▶ [TASK OBJECTIVE]: From the entries provided below, copy each line that contains the word "断开触点间".
######
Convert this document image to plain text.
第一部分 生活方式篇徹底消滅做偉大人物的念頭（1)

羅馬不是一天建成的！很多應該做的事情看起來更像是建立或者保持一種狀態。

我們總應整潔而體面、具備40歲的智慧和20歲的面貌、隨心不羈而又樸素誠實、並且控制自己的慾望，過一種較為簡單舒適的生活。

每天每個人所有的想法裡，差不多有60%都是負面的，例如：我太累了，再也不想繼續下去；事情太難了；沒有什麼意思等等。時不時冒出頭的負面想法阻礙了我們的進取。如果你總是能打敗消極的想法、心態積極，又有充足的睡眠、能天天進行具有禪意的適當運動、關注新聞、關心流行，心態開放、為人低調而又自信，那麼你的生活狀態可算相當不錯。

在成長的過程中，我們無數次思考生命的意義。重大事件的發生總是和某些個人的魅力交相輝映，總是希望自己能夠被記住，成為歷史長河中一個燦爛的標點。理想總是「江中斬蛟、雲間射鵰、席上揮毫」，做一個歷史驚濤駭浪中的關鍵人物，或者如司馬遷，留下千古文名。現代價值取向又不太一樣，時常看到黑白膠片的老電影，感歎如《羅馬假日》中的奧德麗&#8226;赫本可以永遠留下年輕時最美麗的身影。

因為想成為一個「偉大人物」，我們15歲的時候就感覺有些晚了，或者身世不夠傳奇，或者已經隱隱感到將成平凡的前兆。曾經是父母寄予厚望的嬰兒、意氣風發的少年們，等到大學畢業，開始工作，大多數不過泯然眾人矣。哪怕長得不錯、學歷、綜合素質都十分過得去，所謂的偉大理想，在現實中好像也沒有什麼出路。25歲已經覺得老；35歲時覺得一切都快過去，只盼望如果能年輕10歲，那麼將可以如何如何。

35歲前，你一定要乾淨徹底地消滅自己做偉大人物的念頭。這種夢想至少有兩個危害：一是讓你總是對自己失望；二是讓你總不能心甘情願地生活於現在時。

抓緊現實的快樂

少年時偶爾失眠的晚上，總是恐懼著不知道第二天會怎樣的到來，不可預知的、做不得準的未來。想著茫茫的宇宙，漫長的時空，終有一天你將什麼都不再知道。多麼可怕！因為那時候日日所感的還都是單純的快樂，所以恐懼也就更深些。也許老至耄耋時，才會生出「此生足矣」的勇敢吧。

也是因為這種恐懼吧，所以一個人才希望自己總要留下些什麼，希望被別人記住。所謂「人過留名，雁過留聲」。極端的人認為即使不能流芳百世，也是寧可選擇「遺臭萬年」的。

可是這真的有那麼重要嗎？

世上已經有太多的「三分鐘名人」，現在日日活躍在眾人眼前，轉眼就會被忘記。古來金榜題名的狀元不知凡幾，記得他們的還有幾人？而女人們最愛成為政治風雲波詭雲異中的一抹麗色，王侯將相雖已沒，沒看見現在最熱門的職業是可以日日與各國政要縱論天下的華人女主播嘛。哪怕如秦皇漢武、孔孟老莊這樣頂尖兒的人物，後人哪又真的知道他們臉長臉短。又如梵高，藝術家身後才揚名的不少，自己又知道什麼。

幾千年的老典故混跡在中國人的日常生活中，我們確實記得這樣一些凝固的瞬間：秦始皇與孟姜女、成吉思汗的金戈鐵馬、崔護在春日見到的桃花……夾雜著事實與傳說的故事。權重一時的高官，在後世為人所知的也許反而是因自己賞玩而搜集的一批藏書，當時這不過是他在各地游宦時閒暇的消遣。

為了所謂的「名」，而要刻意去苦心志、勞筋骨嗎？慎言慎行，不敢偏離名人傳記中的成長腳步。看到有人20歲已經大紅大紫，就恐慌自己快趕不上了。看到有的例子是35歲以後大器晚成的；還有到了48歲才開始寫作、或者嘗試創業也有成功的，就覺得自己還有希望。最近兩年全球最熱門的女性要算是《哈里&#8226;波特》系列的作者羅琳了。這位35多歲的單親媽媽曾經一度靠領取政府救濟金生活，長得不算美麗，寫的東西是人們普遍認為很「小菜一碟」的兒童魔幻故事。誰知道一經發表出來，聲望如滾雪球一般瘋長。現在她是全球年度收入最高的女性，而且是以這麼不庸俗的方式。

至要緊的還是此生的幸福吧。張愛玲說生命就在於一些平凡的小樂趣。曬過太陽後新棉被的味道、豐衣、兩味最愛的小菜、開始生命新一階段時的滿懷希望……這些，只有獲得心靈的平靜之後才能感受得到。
######
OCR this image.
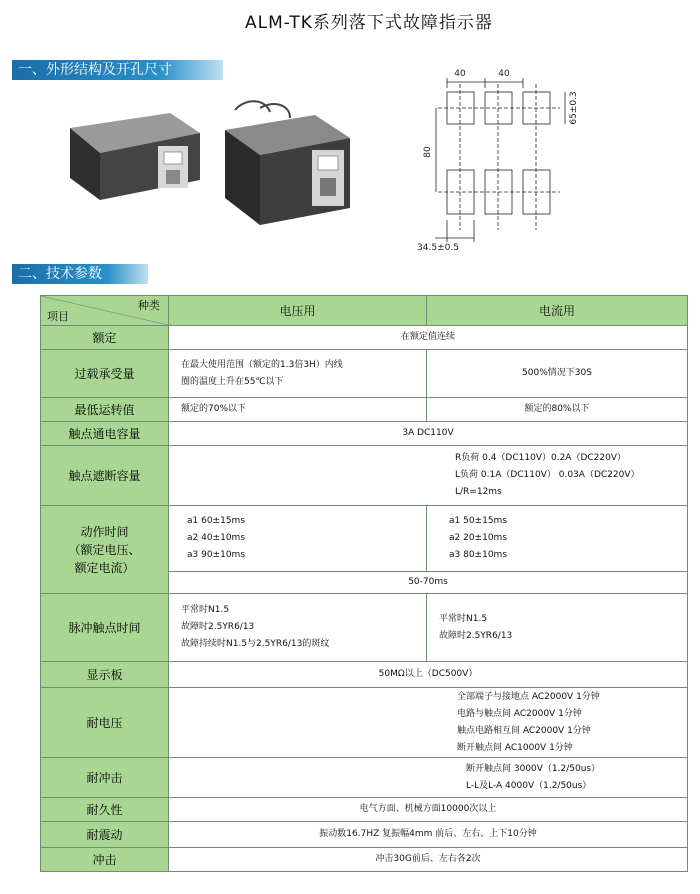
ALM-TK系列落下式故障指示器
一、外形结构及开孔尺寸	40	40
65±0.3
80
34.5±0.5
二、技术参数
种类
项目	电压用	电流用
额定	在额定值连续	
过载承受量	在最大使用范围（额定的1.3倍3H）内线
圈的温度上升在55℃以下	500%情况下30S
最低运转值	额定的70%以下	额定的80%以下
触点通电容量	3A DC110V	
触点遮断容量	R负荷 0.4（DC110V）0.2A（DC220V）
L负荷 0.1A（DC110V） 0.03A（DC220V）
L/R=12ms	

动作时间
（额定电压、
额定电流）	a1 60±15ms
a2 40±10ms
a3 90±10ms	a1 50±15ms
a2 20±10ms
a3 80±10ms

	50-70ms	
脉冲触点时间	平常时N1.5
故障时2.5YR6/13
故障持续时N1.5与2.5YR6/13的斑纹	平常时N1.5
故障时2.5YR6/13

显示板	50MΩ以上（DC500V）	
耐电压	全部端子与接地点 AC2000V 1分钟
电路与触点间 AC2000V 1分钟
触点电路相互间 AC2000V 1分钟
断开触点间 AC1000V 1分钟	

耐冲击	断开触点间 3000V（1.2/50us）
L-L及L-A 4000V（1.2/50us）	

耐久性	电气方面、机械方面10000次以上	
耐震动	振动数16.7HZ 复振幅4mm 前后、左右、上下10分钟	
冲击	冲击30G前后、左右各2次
######
▶ [RESULT OF THIS TASK]:
断开触点间 AC1000V 1分钟	
耐冲击	断开触点间 3000V（1.2/50us）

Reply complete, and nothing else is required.